Say how many lines hold the string "vous"; please write nothing but the number.

* * * *

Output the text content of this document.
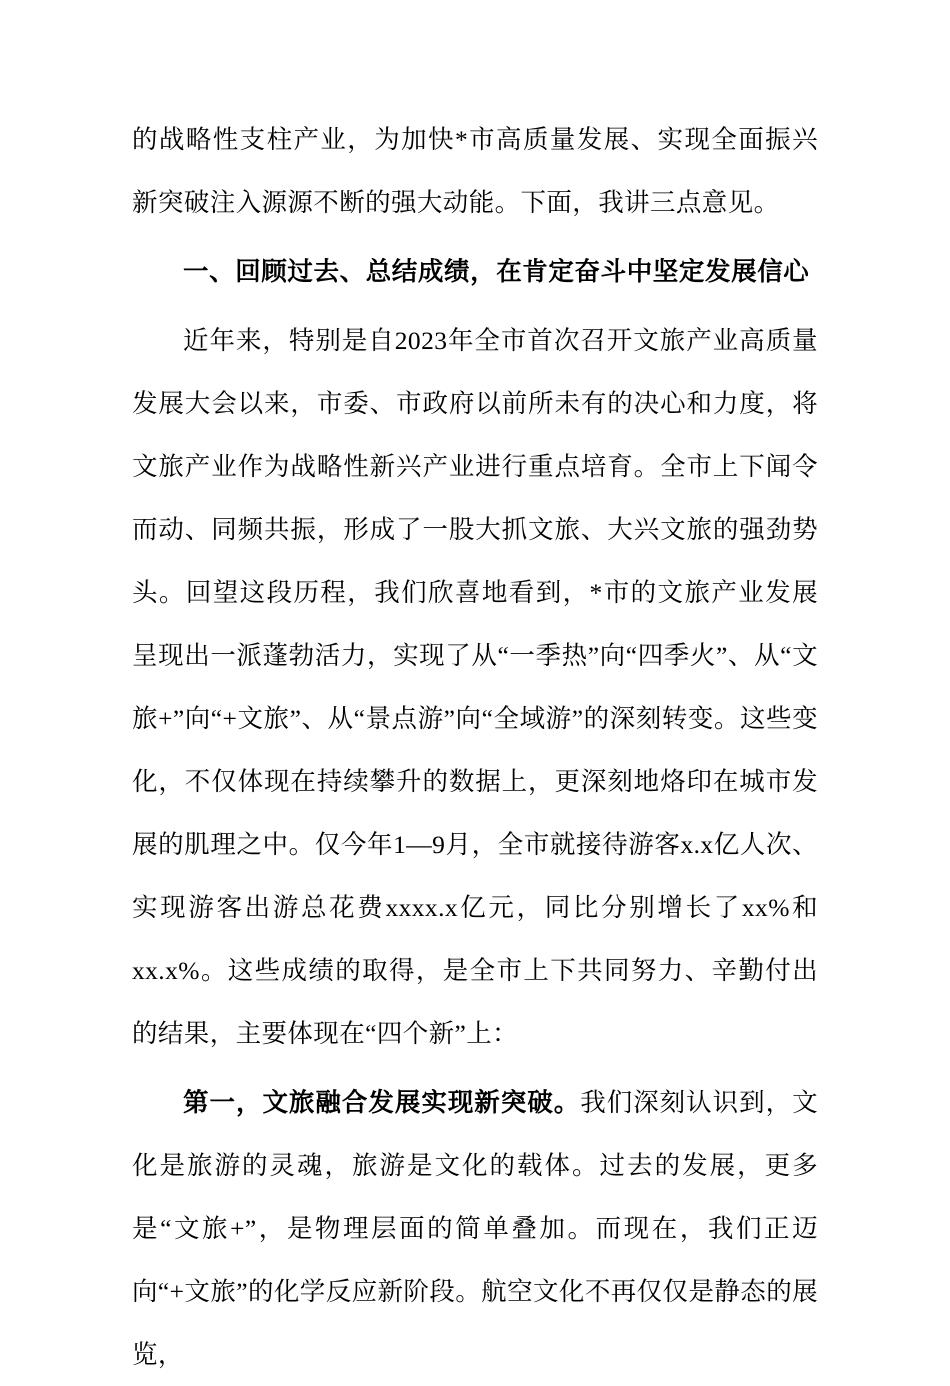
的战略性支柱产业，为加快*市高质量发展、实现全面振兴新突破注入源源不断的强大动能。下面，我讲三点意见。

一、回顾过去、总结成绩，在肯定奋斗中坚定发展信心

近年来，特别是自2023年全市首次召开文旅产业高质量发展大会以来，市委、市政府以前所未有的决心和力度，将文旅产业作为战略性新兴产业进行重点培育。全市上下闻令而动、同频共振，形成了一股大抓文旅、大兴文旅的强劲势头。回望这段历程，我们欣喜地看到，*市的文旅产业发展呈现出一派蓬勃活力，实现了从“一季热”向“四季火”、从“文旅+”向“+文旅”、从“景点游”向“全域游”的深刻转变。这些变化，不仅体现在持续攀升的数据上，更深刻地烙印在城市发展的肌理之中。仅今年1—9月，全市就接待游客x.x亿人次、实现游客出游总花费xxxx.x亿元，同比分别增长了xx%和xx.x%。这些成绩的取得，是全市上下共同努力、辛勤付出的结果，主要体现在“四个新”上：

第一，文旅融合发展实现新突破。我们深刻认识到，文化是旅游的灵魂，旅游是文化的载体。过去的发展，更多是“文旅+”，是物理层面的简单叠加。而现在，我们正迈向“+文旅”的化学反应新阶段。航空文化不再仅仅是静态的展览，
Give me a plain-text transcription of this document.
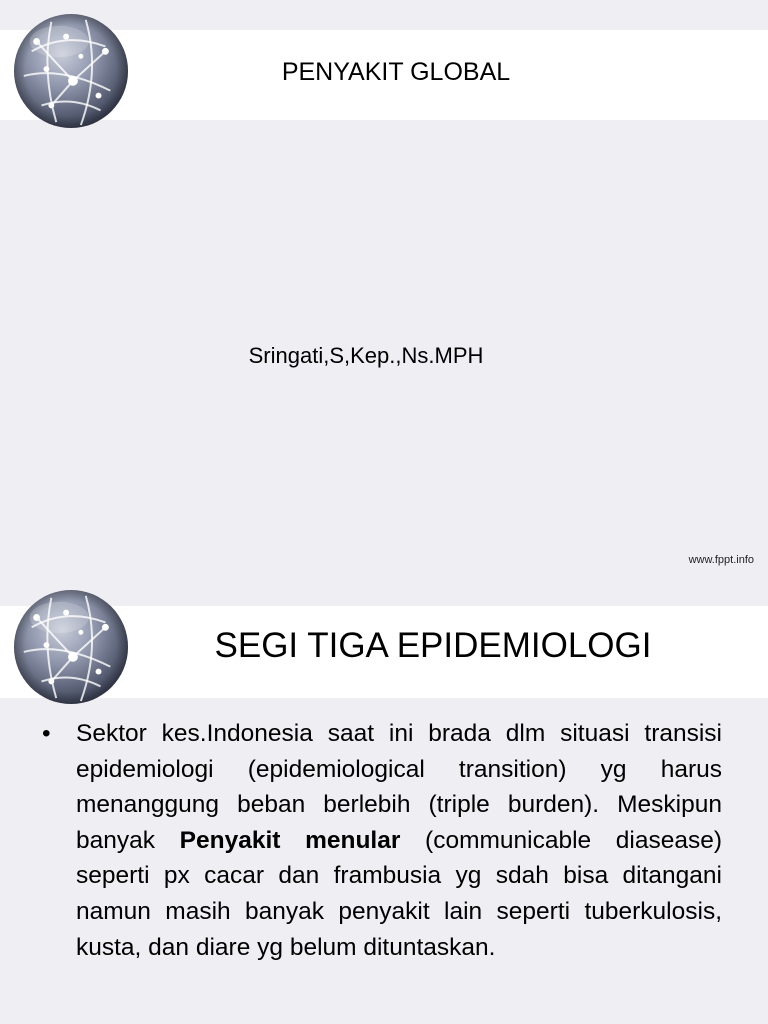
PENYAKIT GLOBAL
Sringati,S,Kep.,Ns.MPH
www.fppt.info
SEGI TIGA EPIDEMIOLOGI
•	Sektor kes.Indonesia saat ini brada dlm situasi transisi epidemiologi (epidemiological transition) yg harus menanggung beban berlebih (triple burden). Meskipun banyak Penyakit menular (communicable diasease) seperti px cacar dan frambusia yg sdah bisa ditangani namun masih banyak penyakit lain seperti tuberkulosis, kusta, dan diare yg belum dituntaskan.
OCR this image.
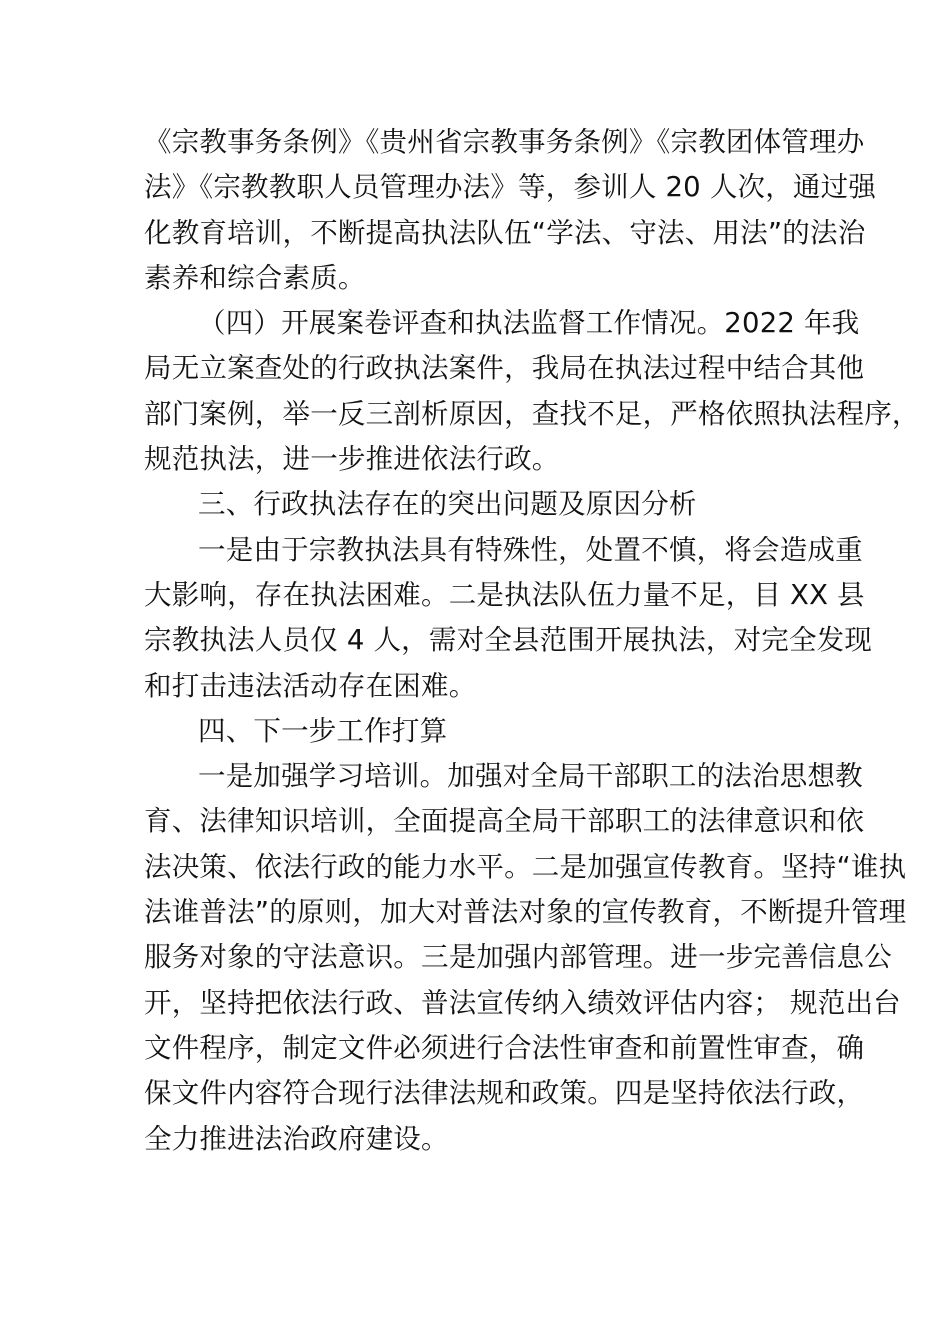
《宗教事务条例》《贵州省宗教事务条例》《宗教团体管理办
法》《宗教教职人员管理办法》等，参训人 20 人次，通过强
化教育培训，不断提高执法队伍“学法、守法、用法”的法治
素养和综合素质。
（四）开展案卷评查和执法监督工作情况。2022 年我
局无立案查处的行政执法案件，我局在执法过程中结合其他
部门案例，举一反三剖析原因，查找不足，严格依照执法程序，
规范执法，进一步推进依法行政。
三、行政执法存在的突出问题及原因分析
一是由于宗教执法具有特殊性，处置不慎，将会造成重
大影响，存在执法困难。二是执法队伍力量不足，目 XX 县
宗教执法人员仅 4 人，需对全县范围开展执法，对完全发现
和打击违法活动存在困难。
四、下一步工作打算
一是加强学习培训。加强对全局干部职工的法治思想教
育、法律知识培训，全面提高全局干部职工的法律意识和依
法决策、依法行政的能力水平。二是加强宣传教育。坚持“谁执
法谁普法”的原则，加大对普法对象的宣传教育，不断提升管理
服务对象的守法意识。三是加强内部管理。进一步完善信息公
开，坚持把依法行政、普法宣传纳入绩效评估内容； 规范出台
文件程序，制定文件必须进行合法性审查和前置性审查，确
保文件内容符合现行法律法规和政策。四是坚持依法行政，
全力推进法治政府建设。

* * * *

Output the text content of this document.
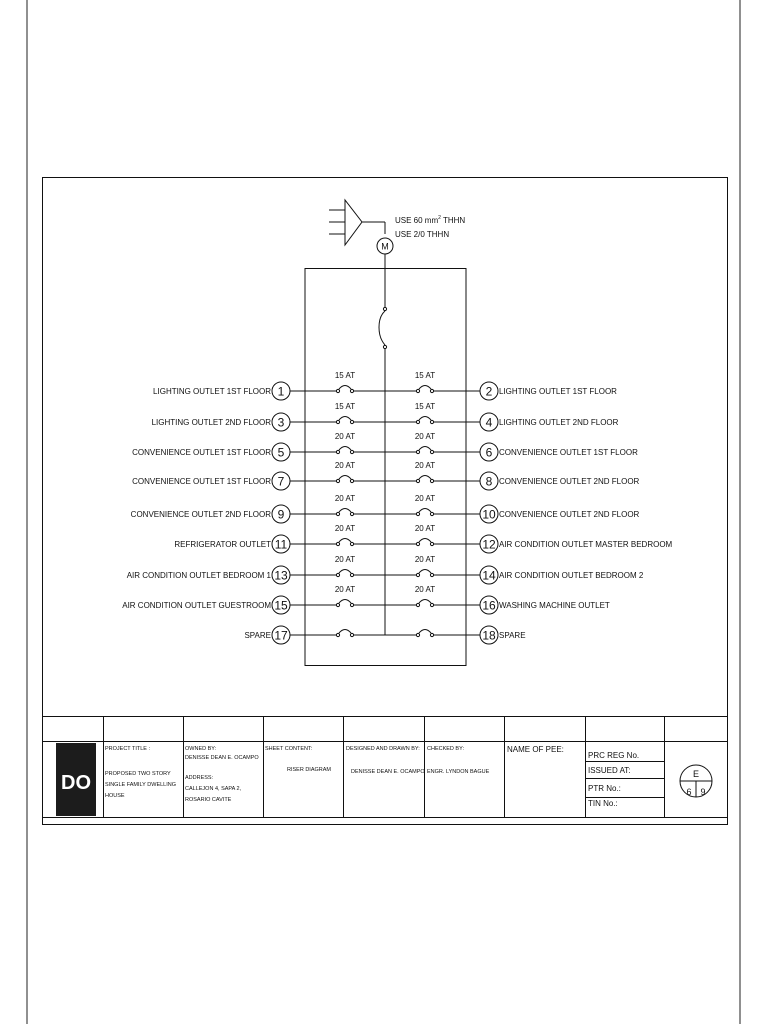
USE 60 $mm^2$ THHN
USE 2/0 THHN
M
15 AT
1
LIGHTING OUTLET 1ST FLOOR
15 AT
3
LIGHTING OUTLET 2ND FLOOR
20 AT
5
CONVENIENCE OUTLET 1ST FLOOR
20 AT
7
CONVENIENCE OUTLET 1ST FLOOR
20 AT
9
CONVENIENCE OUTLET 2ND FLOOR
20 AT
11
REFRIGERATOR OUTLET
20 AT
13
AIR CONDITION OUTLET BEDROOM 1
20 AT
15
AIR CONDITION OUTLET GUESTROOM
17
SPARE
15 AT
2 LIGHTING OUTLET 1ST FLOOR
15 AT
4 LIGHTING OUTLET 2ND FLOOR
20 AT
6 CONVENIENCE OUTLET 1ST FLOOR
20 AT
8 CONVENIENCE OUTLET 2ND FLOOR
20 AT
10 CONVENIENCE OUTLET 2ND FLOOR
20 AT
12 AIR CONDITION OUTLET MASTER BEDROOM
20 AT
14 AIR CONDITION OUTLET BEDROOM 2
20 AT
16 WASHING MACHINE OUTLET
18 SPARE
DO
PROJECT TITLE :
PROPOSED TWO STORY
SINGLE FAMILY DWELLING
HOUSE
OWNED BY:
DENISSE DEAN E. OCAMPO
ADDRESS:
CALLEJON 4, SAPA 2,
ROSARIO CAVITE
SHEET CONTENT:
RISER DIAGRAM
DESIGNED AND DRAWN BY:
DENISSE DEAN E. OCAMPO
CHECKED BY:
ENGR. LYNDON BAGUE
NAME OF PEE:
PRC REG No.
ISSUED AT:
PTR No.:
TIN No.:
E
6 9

* * * *

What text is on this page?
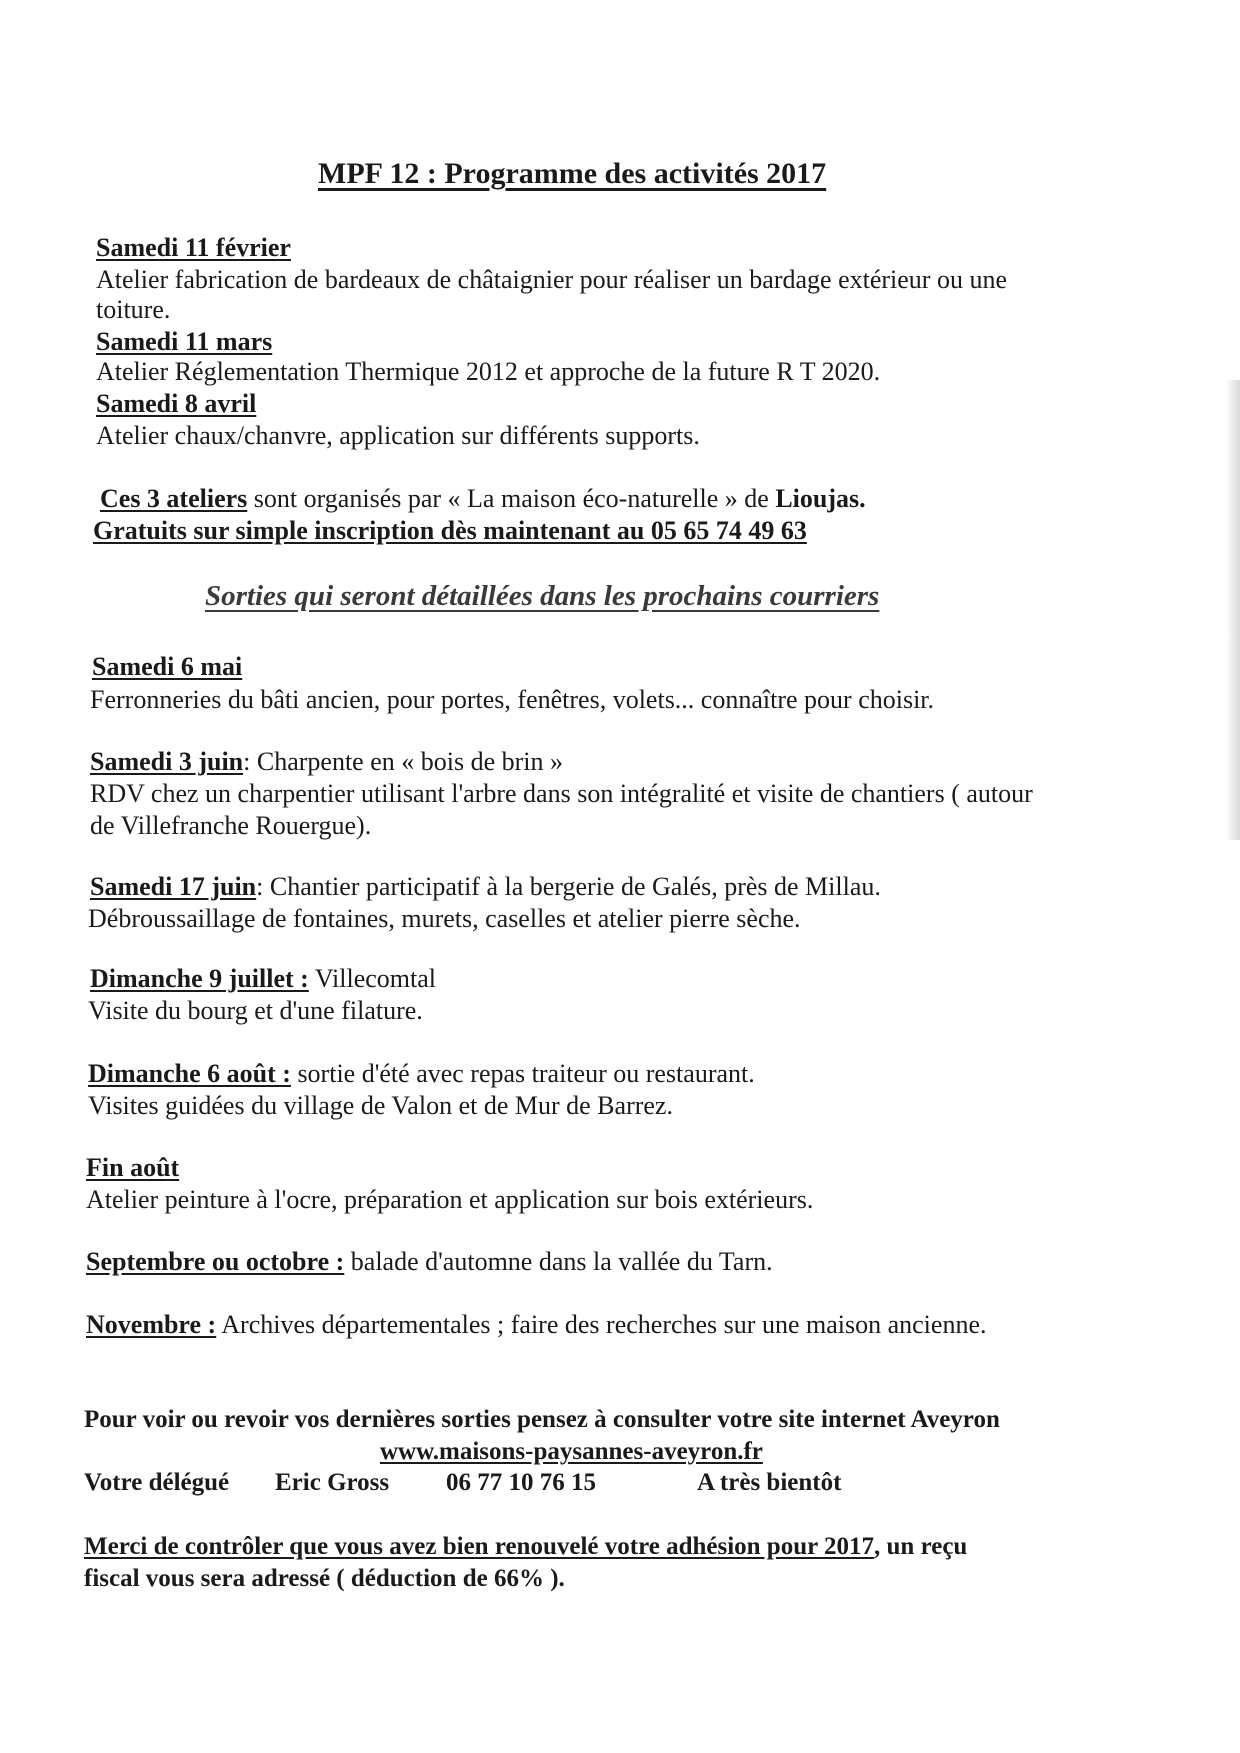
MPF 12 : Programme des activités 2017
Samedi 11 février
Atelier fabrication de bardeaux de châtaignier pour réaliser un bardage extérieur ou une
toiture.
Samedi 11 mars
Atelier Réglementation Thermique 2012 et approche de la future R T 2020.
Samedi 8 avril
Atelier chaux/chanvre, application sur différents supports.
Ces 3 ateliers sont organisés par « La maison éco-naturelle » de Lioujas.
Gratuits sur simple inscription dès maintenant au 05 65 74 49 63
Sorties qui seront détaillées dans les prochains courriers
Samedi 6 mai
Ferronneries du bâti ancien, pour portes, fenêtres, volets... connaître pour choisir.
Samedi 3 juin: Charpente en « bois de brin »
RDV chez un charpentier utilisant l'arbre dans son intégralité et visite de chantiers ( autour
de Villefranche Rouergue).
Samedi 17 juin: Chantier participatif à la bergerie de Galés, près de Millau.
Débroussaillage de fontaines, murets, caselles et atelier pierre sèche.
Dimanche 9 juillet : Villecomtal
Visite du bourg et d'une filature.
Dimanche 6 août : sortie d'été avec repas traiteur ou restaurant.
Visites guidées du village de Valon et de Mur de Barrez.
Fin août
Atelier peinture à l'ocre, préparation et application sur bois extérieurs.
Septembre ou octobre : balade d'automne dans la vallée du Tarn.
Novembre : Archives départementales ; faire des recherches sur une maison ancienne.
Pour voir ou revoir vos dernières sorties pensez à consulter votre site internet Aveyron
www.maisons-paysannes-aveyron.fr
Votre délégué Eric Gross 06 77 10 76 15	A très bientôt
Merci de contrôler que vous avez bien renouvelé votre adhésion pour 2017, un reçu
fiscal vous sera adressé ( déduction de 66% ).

* * * *

OUTPUT FOR THIS EXERCISE —
2